### The task:
Only the lines with "nuclear" in the entries below belong in the answer; please copy them.

□ □ □ □

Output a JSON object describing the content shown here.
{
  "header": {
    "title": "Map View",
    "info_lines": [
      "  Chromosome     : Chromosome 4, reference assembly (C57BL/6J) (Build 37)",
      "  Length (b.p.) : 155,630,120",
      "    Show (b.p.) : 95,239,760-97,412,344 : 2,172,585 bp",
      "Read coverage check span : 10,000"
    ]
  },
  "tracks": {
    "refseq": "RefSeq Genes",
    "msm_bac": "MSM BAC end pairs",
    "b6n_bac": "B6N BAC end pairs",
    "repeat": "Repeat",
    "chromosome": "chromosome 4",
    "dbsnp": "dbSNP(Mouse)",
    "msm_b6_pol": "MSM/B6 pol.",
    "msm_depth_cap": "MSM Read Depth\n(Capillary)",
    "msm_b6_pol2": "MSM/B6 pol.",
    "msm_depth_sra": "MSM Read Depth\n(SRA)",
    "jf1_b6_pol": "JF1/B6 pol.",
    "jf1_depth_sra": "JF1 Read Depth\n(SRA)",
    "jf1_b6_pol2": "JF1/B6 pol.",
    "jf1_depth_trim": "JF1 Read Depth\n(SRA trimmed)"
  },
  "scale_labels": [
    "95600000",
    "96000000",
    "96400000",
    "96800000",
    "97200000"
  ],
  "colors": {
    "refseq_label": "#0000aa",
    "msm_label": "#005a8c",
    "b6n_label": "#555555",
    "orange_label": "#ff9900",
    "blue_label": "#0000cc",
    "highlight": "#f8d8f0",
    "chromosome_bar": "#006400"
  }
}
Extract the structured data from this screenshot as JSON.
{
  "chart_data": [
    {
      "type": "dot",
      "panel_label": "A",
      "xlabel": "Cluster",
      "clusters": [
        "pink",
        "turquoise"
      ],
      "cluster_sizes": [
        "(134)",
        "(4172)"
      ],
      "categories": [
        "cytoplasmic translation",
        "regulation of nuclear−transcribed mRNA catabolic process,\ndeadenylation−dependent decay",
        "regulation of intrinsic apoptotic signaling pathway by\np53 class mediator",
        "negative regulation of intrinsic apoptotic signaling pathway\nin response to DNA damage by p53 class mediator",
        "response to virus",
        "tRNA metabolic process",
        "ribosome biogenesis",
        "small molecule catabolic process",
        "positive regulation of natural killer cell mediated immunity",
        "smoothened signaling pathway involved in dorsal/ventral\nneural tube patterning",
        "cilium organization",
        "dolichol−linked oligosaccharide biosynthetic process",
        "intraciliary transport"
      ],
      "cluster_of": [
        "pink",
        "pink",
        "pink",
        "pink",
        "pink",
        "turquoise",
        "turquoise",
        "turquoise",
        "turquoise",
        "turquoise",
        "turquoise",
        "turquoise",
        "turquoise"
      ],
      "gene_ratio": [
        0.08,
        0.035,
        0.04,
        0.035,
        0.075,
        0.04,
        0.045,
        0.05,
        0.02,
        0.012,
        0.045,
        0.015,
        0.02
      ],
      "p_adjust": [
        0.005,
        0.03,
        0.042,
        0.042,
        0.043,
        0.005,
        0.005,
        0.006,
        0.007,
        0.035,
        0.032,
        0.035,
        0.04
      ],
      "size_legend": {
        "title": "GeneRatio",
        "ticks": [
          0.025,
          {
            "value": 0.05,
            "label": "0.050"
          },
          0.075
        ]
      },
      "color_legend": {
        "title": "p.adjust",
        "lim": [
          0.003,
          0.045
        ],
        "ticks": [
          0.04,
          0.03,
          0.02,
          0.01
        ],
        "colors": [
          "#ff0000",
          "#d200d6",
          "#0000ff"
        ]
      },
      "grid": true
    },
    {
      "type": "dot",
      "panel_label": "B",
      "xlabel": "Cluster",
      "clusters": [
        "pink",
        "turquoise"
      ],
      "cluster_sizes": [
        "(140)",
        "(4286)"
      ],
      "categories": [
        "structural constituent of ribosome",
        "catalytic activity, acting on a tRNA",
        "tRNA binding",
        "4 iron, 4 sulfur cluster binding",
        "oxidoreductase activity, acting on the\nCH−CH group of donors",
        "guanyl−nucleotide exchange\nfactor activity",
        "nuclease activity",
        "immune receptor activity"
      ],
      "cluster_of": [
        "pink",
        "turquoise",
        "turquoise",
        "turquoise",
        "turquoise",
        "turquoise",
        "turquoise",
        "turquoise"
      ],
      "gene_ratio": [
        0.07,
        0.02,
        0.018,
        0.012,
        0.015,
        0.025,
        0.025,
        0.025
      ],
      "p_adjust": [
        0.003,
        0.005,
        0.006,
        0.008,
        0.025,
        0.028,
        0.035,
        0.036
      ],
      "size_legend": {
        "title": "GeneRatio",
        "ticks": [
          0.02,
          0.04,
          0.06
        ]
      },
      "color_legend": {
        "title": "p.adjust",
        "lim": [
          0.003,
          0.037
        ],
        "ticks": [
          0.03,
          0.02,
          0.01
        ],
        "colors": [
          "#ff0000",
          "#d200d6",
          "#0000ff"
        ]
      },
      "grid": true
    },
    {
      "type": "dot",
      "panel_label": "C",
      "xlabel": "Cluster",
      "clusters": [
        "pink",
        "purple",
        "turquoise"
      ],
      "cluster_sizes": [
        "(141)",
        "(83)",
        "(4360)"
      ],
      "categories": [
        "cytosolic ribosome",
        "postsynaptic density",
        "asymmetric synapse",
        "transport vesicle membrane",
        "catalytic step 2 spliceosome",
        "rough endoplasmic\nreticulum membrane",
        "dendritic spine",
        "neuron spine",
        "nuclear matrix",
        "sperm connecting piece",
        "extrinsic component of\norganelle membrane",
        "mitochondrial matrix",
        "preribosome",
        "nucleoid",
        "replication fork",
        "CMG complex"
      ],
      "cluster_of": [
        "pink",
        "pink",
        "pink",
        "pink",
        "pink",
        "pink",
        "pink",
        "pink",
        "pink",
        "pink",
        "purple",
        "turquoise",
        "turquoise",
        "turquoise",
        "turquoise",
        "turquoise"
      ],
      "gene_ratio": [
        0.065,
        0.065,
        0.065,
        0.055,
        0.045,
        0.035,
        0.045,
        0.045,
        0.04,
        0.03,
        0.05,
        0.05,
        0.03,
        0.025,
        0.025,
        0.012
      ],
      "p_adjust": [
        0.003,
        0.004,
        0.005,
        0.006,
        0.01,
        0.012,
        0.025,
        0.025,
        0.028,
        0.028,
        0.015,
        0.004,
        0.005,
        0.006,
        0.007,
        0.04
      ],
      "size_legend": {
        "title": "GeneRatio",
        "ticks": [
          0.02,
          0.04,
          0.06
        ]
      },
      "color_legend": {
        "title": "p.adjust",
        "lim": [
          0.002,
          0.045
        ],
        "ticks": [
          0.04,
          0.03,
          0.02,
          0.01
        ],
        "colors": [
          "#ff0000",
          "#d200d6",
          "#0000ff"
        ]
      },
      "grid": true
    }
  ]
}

□ □ □ □

### Answer to this task:
        "regulation of nuclear−transcribed mRNA catabolic process,\ndeadenylation−dependent decay",
        "nuclear matrix",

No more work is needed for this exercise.